## The request
Give back exactly the lines from the one holding "Read out every word on this page." to the bottom of the material, both included, and nothing more. No pictures.

Saved entries
********************

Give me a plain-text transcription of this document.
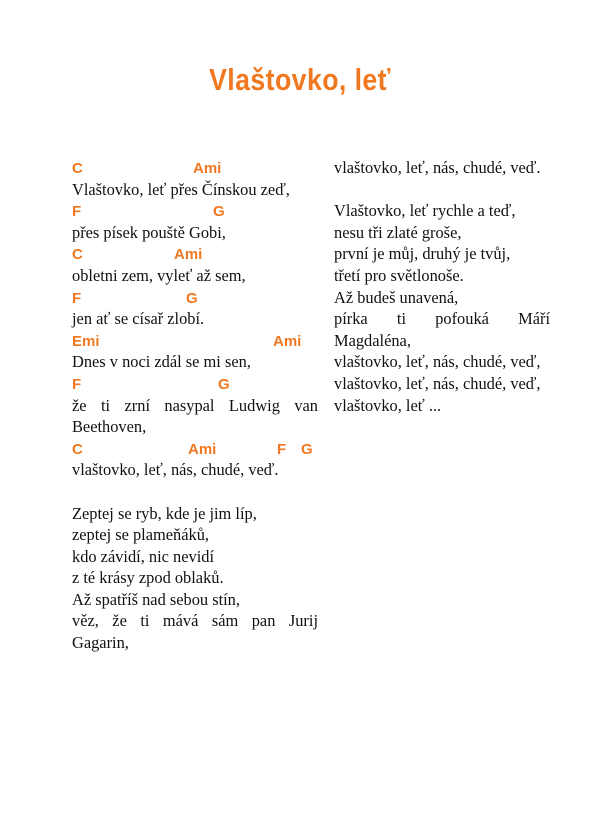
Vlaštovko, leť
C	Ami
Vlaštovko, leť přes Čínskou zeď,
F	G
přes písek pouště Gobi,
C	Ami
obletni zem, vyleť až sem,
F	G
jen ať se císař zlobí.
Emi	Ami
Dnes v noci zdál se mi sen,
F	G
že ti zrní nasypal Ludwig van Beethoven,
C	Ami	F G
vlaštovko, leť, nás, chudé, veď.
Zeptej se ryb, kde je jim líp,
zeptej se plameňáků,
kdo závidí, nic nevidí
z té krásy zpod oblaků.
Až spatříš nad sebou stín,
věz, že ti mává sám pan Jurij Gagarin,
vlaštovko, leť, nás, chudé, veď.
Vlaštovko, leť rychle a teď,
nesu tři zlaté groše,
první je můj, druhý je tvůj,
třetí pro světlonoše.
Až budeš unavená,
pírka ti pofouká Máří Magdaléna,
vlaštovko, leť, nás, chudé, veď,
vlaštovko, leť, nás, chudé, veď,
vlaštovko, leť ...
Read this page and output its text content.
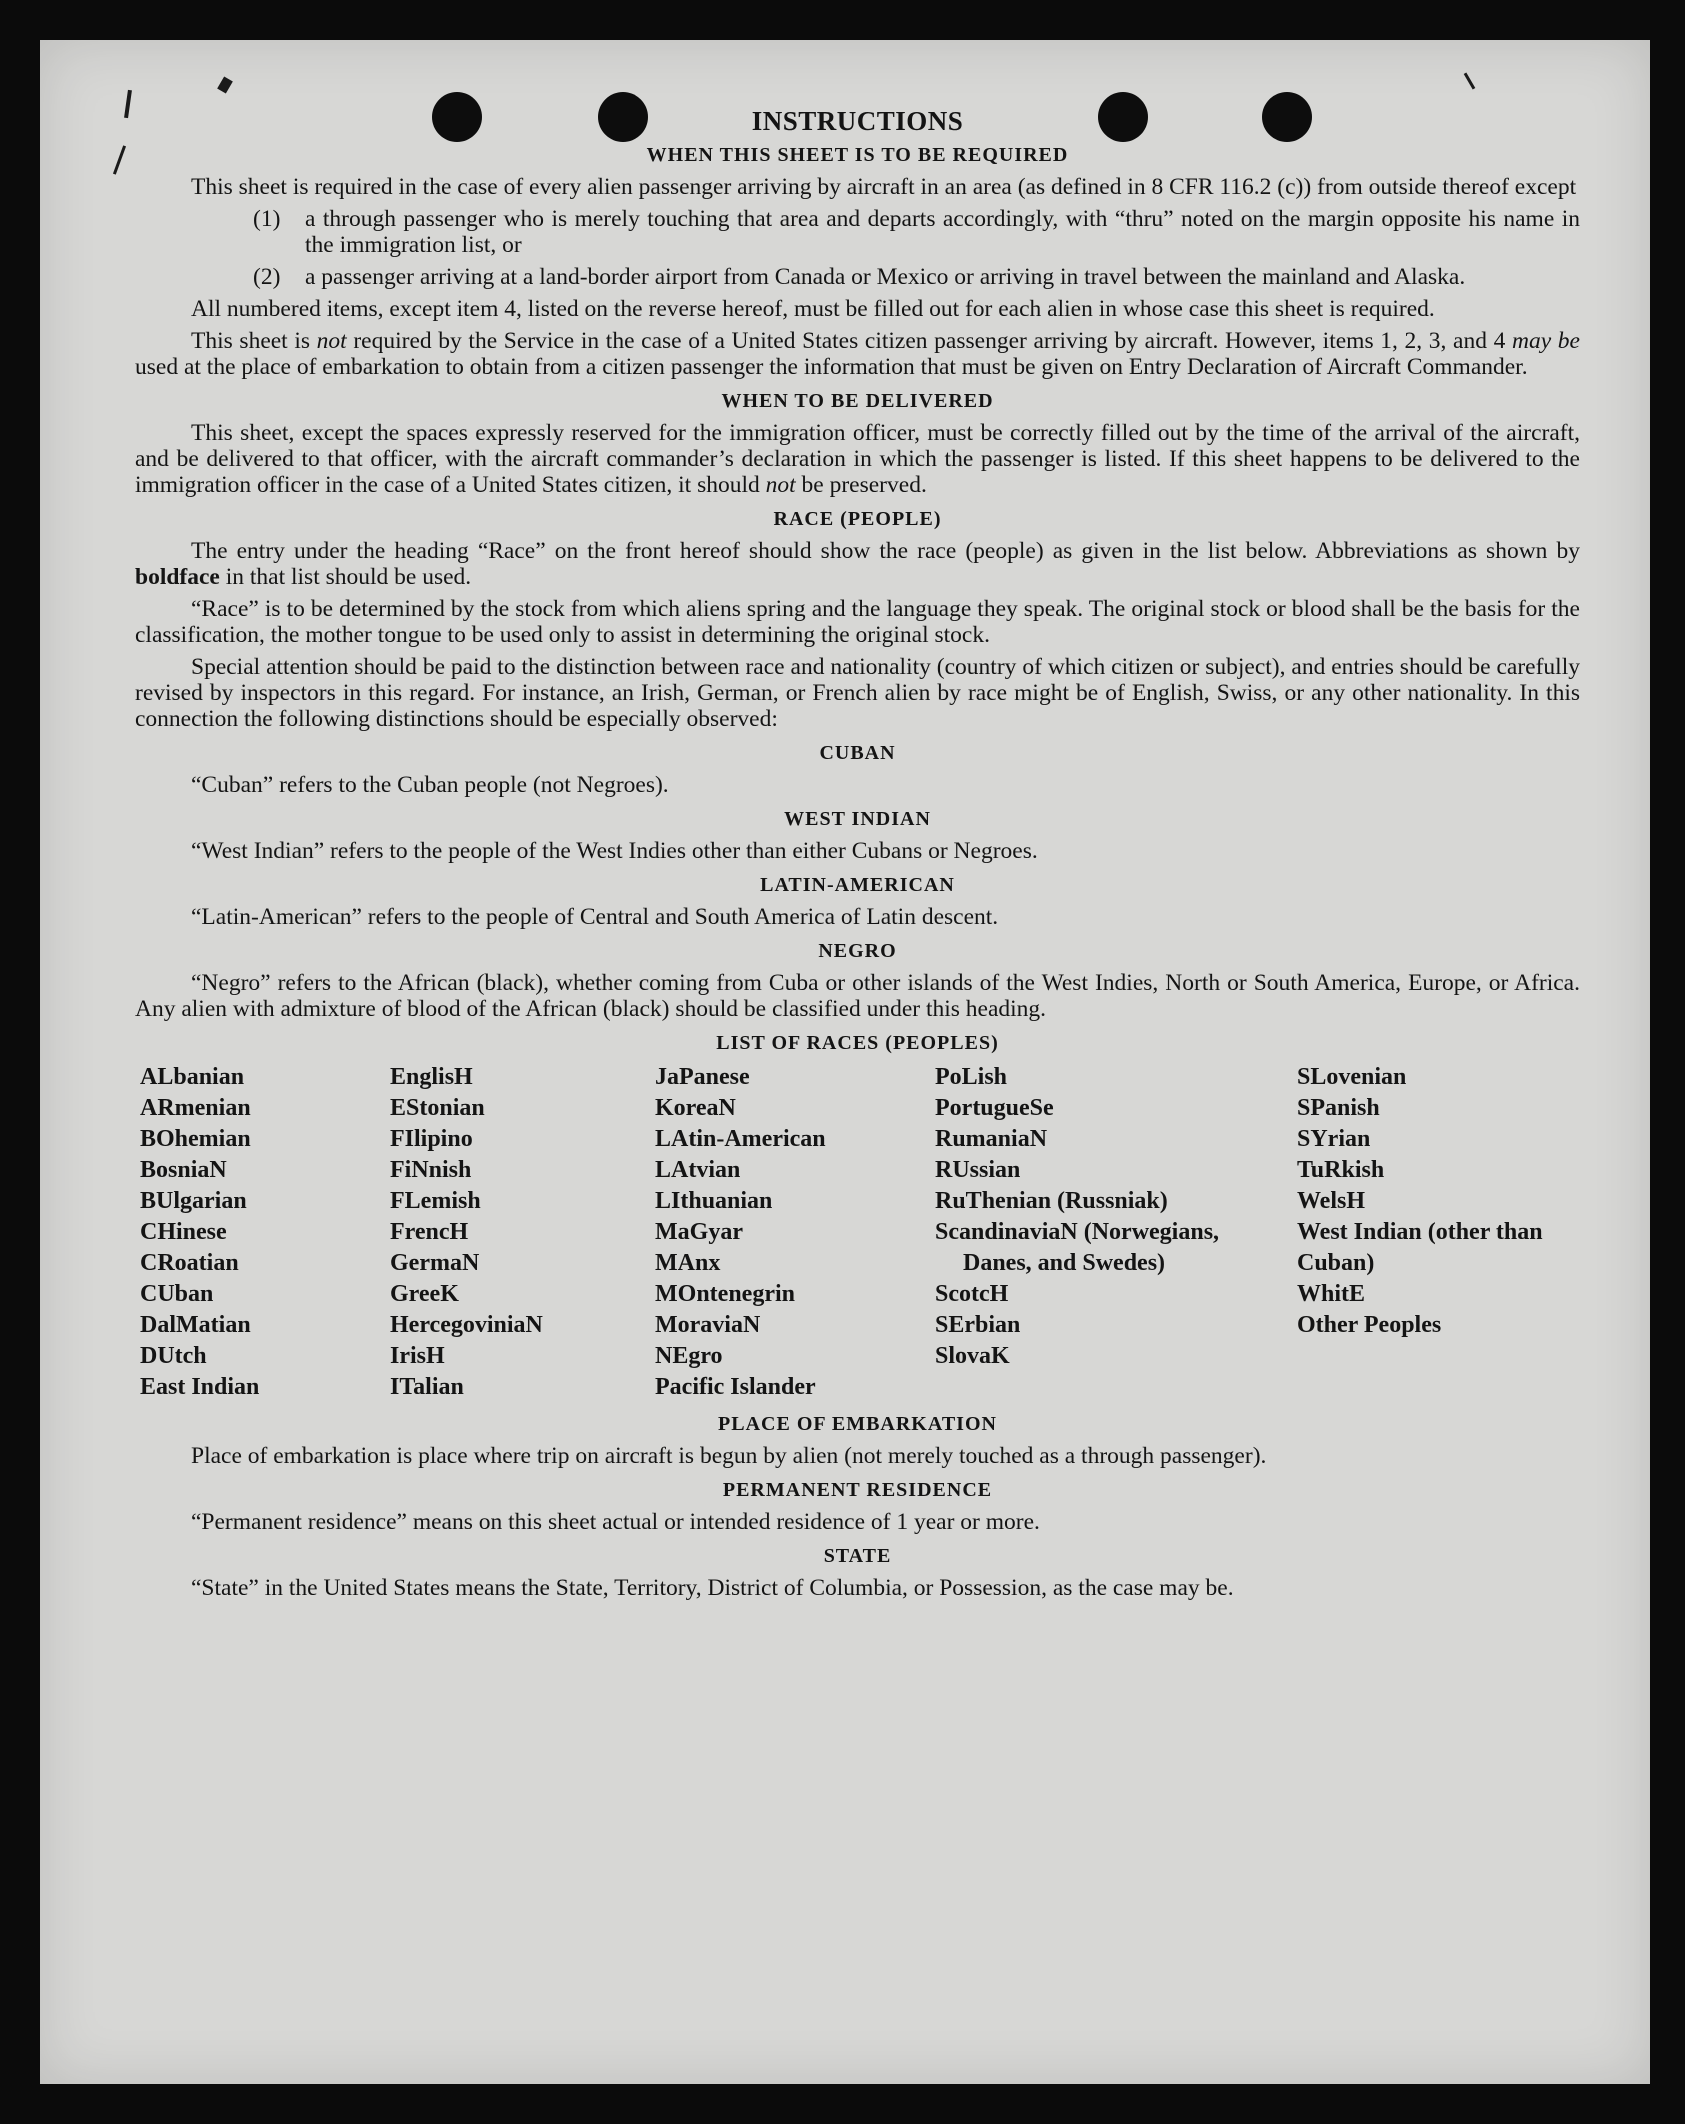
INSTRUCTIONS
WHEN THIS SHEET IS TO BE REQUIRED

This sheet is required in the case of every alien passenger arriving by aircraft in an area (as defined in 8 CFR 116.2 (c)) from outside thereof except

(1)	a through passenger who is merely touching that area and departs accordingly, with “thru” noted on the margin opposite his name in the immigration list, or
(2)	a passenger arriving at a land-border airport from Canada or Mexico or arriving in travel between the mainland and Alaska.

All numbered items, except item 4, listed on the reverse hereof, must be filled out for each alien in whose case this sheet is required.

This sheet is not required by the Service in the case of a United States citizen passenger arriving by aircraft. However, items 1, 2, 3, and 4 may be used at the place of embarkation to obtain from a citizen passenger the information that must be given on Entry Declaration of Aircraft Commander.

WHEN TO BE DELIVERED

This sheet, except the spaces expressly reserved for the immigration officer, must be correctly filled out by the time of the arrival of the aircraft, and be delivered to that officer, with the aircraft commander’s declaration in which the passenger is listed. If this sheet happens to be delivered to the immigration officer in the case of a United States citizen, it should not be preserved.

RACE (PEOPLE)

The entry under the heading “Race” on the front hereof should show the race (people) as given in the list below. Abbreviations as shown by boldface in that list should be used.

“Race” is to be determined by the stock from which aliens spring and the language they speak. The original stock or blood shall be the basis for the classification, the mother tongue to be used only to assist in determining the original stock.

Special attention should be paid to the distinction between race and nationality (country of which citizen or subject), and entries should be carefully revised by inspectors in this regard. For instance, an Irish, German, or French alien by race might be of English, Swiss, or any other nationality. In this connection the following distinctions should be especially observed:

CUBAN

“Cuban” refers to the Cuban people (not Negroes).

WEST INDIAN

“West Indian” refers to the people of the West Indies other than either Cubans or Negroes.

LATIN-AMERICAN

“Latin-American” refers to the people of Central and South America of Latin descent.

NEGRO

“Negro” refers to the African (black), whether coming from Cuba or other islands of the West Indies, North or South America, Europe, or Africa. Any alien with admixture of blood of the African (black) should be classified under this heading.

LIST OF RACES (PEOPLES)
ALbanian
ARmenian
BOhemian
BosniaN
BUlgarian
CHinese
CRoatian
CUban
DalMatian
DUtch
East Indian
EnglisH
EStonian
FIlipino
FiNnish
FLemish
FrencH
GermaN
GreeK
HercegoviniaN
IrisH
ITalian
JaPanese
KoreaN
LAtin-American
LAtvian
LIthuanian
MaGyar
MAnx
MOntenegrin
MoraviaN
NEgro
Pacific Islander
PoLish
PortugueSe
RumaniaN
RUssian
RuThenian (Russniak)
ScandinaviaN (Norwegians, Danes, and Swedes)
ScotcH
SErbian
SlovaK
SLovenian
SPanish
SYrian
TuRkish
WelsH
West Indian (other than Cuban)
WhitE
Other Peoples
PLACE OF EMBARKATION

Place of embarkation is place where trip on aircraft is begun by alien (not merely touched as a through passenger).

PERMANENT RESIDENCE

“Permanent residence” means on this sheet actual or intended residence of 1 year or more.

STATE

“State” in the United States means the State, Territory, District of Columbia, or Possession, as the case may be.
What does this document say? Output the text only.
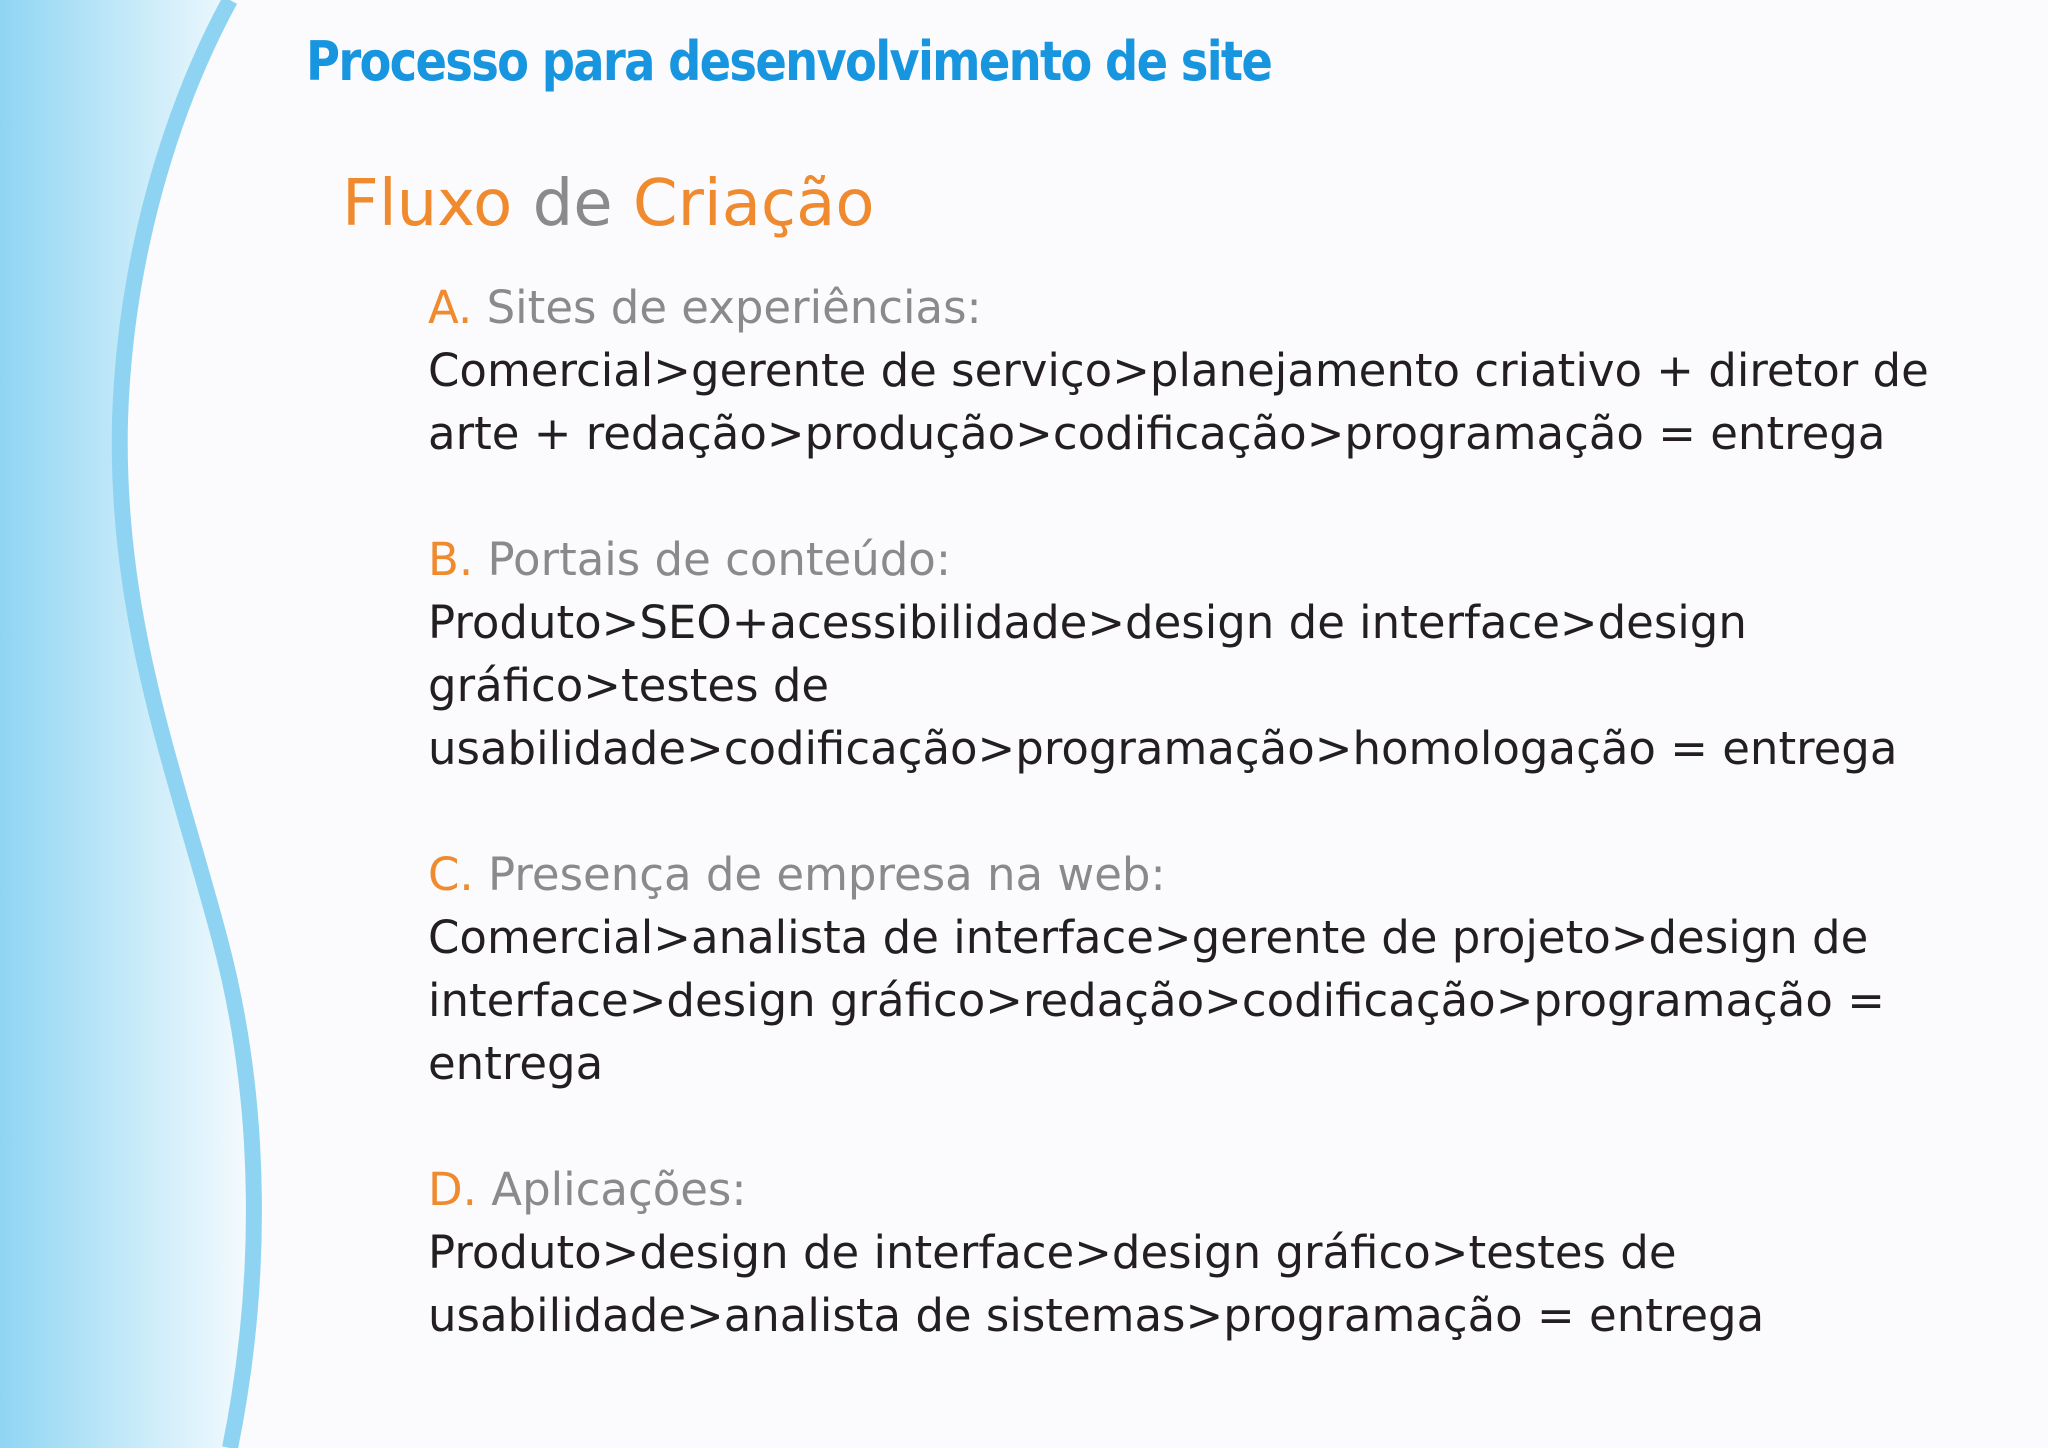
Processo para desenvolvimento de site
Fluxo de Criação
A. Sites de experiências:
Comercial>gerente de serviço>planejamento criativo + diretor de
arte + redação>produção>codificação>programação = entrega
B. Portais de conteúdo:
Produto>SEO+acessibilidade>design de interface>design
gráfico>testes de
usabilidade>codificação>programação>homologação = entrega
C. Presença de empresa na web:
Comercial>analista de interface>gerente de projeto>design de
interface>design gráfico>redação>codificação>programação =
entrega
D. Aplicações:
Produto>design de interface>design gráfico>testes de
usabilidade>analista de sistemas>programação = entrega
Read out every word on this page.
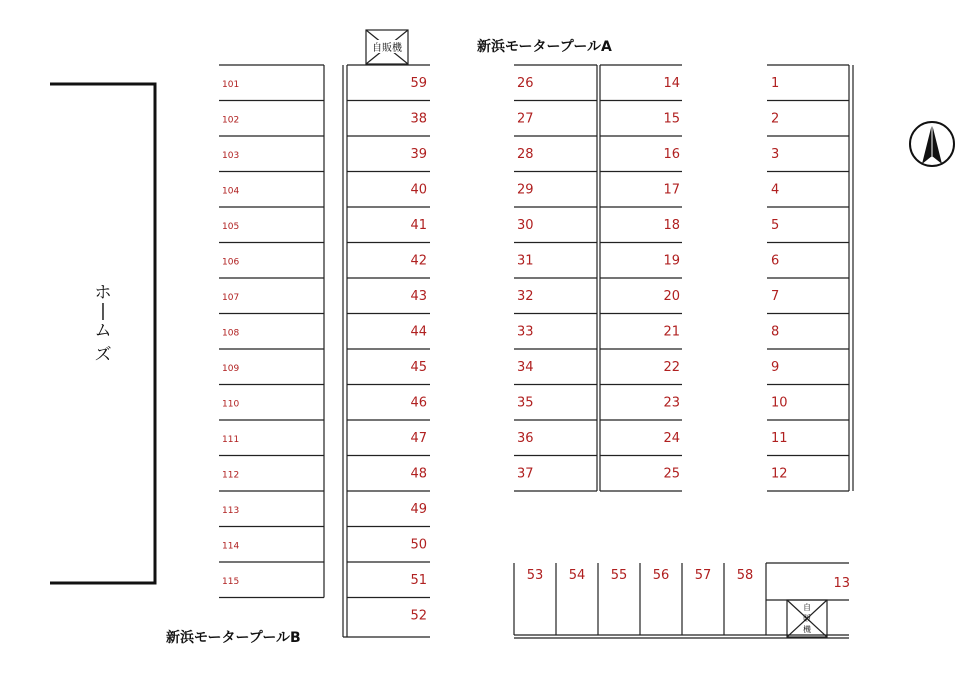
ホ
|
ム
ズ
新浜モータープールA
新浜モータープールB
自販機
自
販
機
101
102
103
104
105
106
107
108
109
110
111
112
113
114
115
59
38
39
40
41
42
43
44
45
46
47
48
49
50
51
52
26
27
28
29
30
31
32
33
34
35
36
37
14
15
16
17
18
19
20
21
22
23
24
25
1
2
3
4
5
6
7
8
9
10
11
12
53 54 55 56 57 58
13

********************

## Response below
Read out every word on this page.
ホ
|
ム
ズ
新浜モータープールA
新浜モータープールB
自販機
自
販
機
101
102
103
104
105
106
107
108
109
110
111
112
113
114
115
59
38
39
40
41
42
43
44
45
46
47
48
49
50
51
52
26
27
28
29
30
31
32
33
34
35
36
37
14
15
16
17
18
19
20
21
22
23
24
25
1
2
3
4
5
6
7
8
9
10
11
12
53 54 55 56 57 58
13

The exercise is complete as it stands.